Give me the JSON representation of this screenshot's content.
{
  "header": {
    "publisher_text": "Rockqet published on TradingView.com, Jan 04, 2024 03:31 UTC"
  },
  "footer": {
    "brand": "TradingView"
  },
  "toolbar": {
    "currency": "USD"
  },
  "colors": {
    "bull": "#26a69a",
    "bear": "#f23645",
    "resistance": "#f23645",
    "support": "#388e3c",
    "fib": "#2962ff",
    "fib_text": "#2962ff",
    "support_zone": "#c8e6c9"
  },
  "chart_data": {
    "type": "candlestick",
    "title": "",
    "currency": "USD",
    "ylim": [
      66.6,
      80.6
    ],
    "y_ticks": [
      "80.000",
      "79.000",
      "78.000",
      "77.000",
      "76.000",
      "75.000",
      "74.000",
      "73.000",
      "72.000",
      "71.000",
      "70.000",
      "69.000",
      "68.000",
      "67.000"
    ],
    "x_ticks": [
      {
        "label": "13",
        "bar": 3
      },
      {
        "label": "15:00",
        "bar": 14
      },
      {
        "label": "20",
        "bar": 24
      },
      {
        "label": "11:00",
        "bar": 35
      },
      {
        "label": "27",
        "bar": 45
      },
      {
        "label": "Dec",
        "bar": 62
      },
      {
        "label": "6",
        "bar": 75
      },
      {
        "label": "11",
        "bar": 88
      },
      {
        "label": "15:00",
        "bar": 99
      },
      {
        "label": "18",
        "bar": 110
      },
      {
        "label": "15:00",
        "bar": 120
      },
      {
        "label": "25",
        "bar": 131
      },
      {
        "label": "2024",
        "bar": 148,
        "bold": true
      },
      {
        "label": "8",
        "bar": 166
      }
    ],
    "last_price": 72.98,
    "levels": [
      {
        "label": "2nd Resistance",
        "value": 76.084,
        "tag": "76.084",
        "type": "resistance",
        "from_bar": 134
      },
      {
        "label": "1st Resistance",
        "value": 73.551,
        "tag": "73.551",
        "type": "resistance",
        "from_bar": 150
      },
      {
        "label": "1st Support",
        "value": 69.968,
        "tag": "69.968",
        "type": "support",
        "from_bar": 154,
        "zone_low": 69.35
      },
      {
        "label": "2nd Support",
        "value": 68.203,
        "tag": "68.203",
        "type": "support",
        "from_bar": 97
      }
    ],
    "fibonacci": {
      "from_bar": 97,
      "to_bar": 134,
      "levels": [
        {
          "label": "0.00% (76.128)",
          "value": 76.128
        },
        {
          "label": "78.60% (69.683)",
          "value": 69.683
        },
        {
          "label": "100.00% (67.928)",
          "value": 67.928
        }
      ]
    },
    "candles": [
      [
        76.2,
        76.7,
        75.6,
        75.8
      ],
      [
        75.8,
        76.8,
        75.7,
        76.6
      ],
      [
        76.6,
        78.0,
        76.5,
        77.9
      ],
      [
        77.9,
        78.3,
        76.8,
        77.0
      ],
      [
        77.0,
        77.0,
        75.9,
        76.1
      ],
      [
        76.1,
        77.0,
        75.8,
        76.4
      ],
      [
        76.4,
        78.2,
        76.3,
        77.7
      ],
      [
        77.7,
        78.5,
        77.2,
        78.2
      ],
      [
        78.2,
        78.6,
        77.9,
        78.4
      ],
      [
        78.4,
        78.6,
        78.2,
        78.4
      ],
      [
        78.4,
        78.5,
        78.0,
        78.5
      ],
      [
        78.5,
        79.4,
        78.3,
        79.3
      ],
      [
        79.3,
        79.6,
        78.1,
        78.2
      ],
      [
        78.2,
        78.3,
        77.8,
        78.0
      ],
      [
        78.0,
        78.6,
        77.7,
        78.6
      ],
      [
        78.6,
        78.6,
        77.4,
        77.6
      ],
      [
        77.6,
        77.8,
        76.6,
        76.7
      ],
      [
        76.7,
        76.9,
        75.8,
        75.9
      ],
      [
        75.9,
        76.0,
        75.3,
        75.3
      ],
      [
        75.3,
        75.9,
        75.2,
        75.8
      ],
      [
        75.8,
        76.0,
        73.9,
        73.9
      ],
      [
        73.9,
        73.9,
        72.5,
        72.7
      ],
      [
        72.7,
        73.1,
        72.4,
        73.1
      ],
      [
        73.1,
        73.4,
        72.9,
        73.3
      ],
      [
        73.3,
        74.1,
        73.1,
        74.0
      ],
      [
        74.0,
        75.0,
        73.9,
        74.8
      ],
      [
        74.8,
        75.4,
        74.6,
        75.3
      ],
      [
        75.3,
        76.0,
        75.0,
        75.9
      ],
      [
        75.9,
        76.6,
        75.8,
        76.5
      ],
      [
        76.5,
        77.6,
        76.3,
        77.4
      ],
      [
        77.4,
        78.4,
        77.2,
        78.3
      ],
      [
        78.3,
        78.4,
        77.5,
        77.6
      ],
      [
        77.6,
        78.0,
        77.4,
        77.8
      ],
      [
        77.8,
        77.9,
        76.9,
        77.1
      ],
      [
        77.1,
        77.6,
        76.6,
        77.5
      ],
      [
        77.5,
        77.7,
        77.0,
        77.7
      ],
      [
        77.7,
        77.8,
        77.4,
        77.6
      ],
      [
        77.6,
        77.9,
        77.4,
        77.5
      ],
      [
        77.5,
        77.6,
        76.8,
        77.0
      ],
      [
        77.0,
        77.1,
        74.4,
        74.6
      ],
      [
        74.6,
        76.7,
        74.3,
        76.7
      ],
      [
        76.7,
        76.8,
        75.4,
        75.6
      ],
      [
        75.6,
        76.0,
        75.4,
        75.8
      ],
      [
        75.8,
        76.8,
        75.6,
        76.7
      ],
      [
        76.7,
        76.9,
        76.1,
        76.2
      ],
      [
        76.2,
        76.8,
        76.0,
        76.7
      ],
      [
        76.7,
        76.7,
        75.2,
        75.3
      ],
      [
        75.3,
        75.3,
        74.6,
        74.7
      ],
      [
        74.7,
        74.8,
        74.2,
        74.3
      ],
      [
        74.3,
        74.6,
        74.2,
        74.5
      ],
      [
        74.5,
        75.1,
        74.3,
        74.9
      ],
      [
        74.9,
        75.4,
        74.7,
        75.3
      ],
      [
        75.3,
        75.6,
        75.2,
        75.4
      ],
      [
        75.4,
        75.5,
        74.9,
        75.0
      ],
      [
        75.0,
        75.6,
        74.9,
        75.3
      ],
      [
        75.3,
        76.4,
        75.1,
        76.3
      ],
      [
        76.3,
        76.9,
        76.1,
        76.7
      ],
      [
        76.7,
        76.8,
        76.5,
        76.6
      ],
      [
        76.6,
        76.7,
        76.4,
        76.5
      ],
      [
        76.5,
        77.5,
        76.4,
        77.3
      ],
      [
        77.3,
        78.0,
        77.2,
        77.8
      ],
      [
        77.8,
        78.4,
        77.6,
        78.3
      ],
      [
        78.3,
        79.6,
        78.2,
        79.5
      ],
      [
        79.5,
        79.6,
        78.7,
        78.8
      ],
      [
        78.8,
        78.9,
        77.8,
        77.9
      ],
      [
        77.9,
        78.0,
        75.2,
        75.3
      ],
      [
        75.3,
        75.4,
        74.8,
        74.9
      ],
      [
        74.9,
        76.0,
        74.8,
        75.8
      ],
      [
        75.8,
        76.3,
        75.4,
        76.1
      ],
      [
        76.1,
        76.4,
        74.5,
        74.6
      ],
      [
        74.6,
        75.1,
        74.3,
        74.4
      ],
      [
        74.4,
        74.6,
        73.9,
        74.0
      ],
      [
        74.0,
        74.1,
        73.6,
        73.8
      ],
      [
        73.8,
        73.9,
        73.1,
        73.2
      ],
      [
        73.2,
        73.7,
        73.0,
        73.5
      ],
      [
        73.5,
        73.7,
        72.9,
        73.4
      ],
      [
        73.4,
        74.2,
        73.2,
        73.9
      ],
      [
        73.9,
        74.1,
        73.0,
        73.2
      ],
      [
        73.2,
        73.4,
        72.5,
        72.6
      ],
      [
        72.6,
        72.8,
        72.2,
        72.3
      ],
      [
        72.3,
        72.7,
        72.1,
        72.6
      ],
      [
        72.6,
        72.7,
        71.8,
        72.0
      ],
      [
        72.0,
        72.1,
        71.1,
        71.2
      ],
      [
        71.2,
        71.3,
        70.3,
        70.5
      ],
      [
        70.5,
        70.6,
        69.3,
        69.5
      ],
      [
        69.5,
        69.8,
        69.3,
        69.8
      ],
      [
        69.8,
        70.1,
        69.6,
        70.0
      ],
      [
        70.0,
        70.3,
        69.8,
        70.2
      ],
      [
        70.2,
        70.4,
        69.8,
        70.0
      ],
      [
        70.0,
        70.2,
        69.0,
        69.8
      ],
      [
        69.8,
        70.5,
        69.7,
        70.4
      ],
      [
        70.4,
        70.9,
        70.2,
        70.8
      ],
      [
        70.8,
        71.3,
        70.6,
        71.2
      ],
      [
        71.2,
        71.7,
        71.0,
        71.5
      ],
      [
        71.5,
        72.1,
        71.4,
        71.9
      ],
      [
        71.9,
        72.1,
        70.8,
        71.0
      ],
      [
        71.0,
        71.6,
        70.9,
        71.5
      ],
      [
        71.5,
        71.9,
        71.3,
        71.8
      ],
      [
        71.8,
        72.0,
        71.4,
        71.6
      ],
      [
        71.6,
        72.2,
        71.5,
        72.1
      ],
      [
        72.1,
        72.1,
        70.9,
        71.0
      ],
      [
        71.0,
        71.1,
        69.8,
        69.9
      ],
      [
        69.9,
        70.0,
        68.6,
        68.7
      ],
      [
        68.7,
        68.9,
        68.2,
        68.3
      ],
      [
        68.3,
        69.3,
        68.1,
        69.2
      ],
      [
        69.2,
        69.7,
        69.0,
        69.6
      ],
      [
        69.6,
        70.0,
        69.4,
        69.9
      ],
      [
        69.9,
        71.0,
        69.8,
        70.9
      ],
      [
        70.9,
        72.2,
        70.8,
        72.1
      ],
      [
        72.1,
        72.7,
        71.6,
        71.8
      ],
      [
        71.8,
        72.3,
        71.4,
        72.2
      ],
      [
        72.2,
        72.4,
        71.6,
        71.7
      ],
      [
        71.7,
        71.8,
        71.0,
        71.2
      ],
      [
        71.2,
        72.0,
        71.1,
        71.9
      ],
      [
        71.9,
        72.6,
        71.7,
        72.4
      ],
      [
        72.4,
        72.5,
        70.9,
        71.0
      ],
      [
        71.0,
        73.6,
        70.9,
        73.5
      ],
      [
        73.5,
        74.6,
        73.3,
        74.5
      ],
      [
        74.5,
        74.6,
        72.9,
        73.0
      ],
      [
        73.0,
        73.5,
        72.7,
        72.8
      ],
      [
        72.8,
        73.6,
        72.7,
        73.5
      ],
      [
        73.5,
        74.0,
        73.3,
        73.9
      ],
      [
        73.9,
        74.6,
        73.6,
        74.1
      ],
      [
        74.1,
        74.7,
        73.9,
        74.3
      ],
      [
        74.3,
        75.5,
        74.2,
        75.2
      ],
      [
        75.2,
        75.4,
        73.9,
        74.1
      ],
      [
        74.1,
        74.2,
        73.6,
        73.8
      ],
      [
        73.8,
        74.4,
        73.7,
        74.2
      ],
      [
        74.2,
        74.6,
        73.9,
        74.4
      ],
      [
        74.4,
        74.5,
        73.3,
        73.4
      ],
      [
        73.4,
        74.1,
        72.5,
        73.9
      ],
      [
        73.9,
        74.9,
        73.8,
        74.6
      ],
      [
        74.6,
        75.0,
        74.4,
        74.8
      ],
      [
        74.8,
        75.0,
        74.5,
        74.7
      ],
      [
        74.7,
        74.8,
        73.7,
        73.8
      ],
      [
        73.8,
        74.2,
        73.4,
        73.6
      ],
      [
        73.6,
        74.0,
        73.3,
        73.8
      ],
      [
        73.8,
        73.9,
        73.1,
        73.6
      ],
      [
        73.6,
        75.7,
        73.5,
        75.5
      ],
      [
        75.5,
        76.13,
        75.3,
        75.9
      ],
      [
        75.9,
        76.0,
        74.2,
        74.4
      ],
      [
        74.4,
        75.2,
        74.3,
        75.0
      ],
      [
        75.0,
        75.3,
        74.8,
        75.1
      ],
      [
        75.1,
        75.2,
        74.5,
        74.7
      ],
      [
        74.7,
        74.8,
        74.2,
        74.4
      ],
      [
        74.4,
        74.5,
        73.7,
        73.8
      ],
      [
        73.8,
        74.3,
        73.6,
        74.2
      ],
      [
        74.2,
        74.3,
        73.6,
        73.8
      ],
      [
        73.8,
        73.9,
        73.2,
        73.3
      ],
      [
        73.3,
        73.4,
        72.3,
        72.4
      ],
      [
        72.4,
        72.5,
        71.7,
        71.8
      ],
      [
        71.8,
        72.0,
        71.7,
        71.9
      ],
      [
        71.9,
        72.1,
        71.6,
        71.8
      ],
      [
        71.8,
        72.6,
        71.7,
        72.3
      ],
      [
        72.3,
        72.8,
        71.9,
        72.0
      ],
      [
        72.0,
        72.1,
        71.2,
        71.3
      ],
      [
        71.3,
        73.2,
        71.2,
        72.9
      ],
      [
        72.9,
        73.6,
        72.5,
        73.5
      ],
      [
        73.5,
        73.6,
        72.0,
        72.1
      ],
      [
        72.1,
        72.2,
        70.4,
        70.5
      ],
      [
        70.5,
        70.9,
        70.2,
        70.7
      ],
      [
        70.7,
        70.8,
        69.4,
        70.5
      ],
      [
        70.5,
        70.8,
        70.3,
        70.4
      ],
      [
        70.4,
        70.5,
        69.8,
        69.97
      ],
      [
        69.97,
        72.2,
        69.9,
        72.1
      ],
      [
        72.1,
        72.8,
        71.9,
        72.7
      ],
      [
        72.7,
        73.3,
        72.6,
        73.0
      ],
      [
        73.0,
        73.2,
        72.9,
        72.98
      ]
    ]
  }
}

☆ ☆ ☆

● Aim
Go through the entries above and copy every line containing "TradingView".

● The result
    "publisher_text": "Rockqet published on TradingView.com, Jan 04, 2024 03:31 UTC"
    "brand": "TradingView"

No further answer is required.